> [Exercise directions]
In the material below, count the lines with the word "show" and state that number only.

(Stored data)
[Start]

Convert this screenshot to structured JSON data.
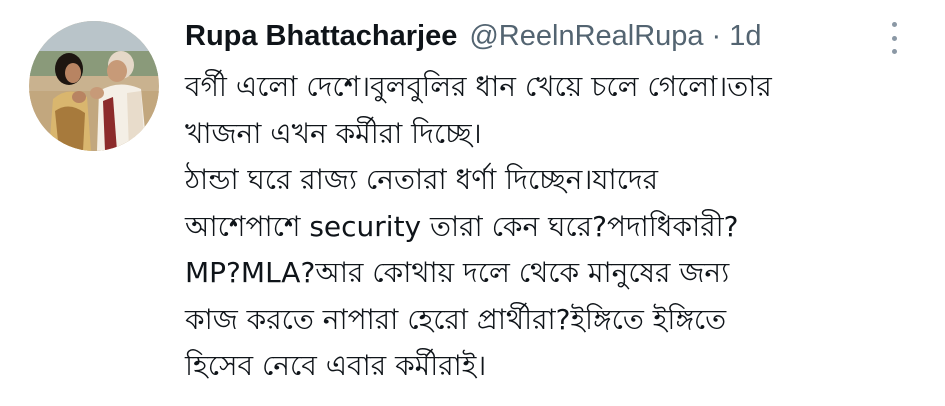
{
  "tweet": {
    "display_name": "Rupa Bhattacharjee",
    "handle": "@ReelnRealRupa",
    "separator": "·",
    "time": "1d",
    "text_lines": [
      "বর্গী এলো দেশে।বুলবুলির ধান খেয়ে চলে গেলো।তার",
      "খাজনা এখন কর্মীরা দিচ্ছে।",
      "ঠান্ডা ঘরে রাজ্য নেতারা ধর্ণা দিচ্ছেন।যাদের",
      "আশেপাশে security তারা কেন ঘরে?পদাধিকারী?",
      "MP?MLA?আর কোথায় দলে থেকে মানুষের জন্য",
      "কাজ করতে নাপারা হেরো প্রার্থীরা?ইঙ্গিতে ইঙ্গিতে",
      "হিসেব নেবে এবার কর্মীরাই।"
    ]
  },
  "icons": {
    "avatar": "profile-photo",
    "more": "more-vertical-icon"
  },
  "colors": {
    "text": "#0f1419",
    "secondary": "#536471"
  }
}
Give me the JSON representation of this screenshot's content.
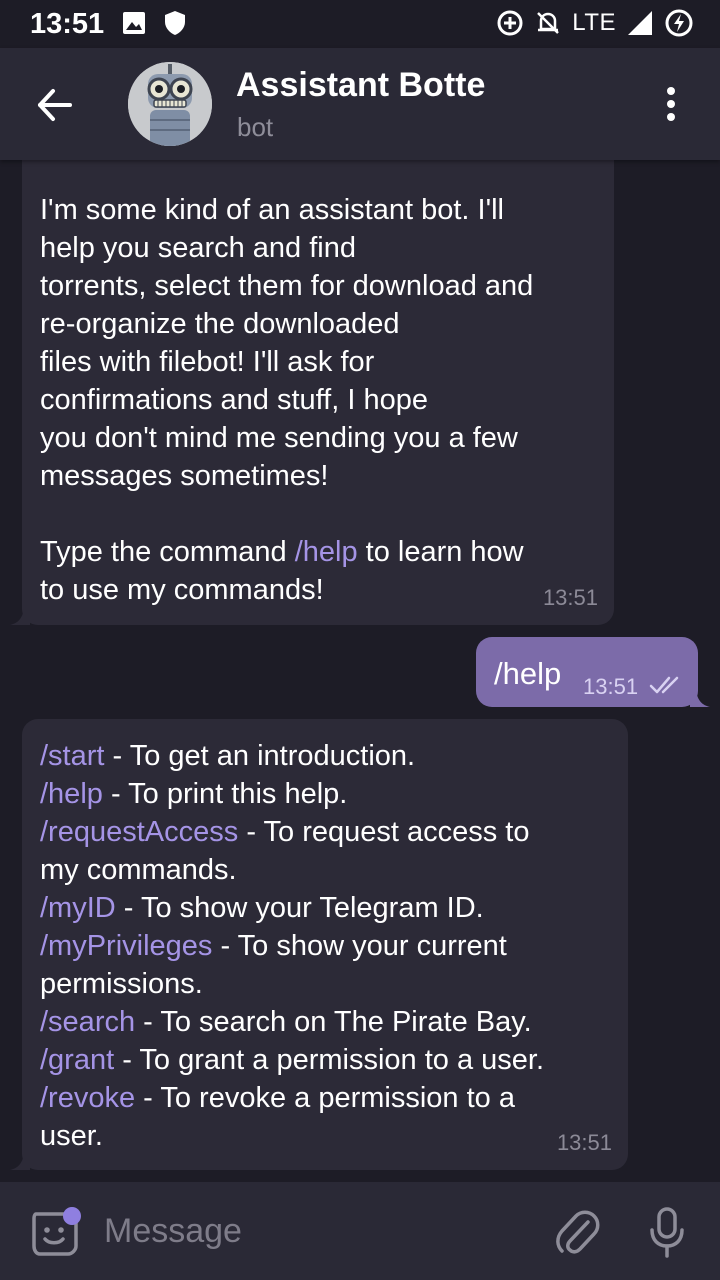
{
  "status_bar": {
    "time": "13:51",
    "network": "LTE",
    "icons": [
      "image-icon",
      "shield-icon",
      "data-saver-icon",
      "mute-icon",
      "signal-icon",
      "battery-charging-icon"
    ]
  },
  "header": {
    "title": "Assistant Botte",
    "subtitle": "bot"
  },
  "messages": [
    {
      "direction": "in",
      "lines": [
        [
          {
            "t": "I'm some kind of an assistant bot. I'll"
          }
        ],
        [
          {
            "t": "help you search and find"
          }
        ],
        [
          {
            "t": "torrents, select them for download and"
          }
        ],
        [
          {
            "t": "re-organize the downloaded"
          }
        ],
        [
          {
            "t": "files with filebot! I'll ask for"
          }
        ],
        [
          {
            "t": "confirmations and stuff, I hope"
          }
        ],
        [
          {
            "t": "you don't mind me sending you a few"
          }
        ],
        [
          {
            "t": "messages sometimes!"
          }
        ],
        [
          {
            "t": ""
          }
        ],
        [
          {
            "t": "Type the command "
          },
          {
            "t": "/help",
            "cmd": true
          },
          {
            "t": " to learn how"
          }
        ],
        [
          {
            "t": "to use my commands!"
          }
        ]
      ],
      "time": "13:51"
    },
    {
      "direction": "out",
      "text": "/help",
      "time": "13:51",
      "read": true
    },
    {
      "direction": "in",
      "lines": [
        [
          {
            "t": "/start",
            "cmd": true
          },
          {
            "t": " - To get an introduction."
          }
        ],
        [
          {
            "t": "/help",
            "cmd": true
          },
          {
            "t": " - To print this help."
          }
        ],
        [
          {
            "t": "/requestAccess",
            "cmd": true
          },
          {
            "t": " - To request access to"
          }
        ],
        [
          {
            "t": "my commands."
          }
        ],
        [
          {
            "t": "/myID",
            "cmd": true
          },
          {
            "t": " - To show your Telegram ID."
          }
        ],
        [
          {
            "t": "/myPrivileges",
            "cmd": true
          },
          {
            "t": " - To show your current"
          }
        ],
        [
          {
            "t": "permissions."
          }
        ],
        [
          {
            "t": "/search",
            "cmd": true
          },
          {
            "t": " - To search on The Pirate Bay."
          }
        ],
        [
          {
            "t": "/grant",
            "cmd": true
          },
          {
            "t": " - To grant a permission to a user."
          }
        ],
        [
          {
            "t": "/revoke",
            "cmd": true
          },
          {
            "t": " - To revoke a permission to a"
          }
        ],
        [
          {
            "t": "user."
          }
        ]
      ],
      "time": "13:51"
    }
  ],
  "composer": {
    "placeholder": "Message"
  },
  "colors": {
    "background": "#1d1c26",
    "header": "#2a2936",
    "incoming_bubble": "#2c2a37",
    "outgoing_bubble": "#7c6ba9",
    "command_link": "#a594e6",
    "accent": "#8f7fe0"
  }
}
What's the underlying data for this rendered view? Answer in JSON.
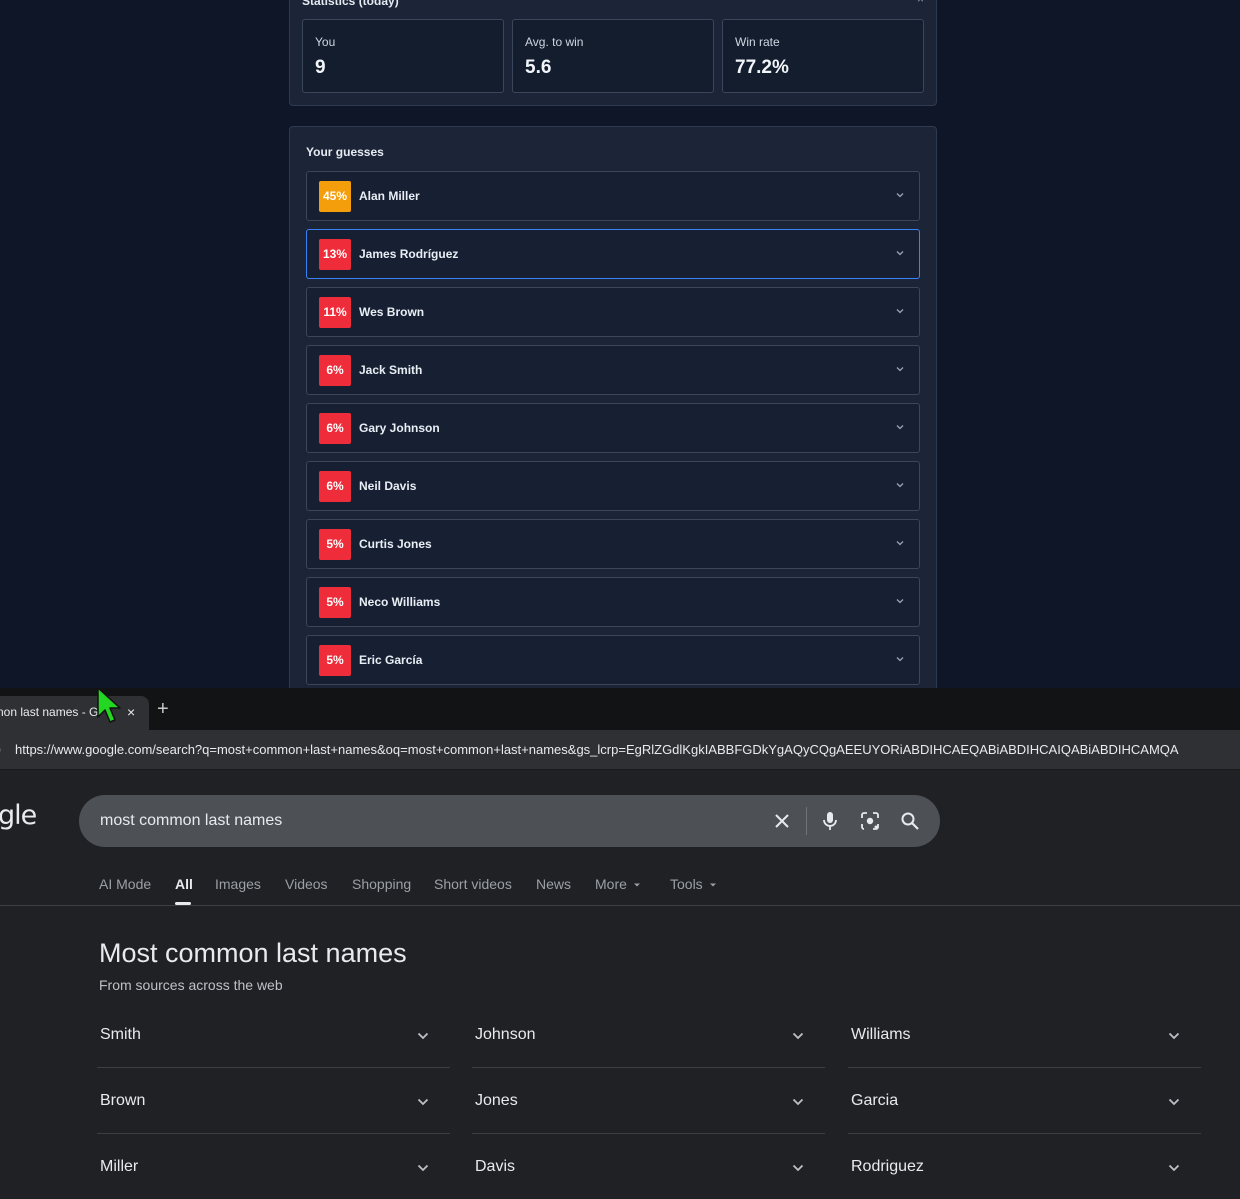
{
  "game": {
    "stats": {
      "title": "Statistics (today)",
      "close": "×",
      "cards": [
        {
          "label": "You",
          "value": "9"
        },
        {
          "label": "Avg. to win",
          "value": "5.6"
        },
        {
          "label": "Win rate",
          "value": "77.2%"
        }
      ]
    },
    "guesses": {
      "title": "Your guesses",
      "items": [
        {
          "pct": "45%",
          "name": "Alan Miller",
          "color": "#f59e0b"
        },
        {
          "pct": "13%",
          "name": "James Rodríguez",
          "color": "#ef2d3a"
        },
        {
          "pct": "11%",
          "name": "Wes Brown",
          "color": "#ef2d3a"
        },
        {
          "pct": "6%",
          "name": "Jack Smith",
          "color": "#ef2d3a"
        },
        {
          "pct": "6%",
          "name": "Gary Johnson",
          "color": "#ef2d3a"
        },
        {
          "pct": "6%",
          "name": "Neil Davis",
          "color": "#ef2d3a"
        },
        {
          "pct": "5%",
          "name": "Curtis Jones",
          "color": "#ef2d3a"
        },
        {
          "pct": "5%",
          "name": "Neco Williams",
          "color": "#ef2d3a"
        },
        {
          "pct": "5%",
          "name": "Eric García",
          "color": "#ef2d3a"
        }
      ]
    }
  },
  "browser": {
    "tab_title": "non last names - G",
    "tab_close": "×",
    "new_tab": "+",
    "url_icon": ")",
    "url": "https://www.google.com/search?q=most+common+last+names&oq=most+common+last+names&gs_lcrp=EgRlZGdlKgkIABBFGDkYgAQyCQgAEEUYORiABDIHCAEQABiABDIHCAIQABiABDIHCAMQA",
    "logo": "gle",
    "search_query": "most common last names",
    "nav_tabs": [
      {
        "label": "AI Mode"
      },
      {
        "label": "All"
      },
      {
        "label": "Images"
      },
      {
        "label": "Videos"
      },
      {
        "label": "Shopping"
      },
      {
        "label": "Short videos"
      },
      {
        "label": "News"
      },
      {
        "label": "More"
      },
      {
        "label": "Tools"
      }
    ],
    "result_title": "Most common last names",
    "result_subtitle": "From sources across the web",
    "names": [
      "Smith",
      "Johnson",
      "Williams",
      "Brown",
      "Jones",
      "Garcia",
      "Miller",
      "Davis",
      "Rodriguez"
    ]
  }
}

[End]

> [Output of the exercise]
2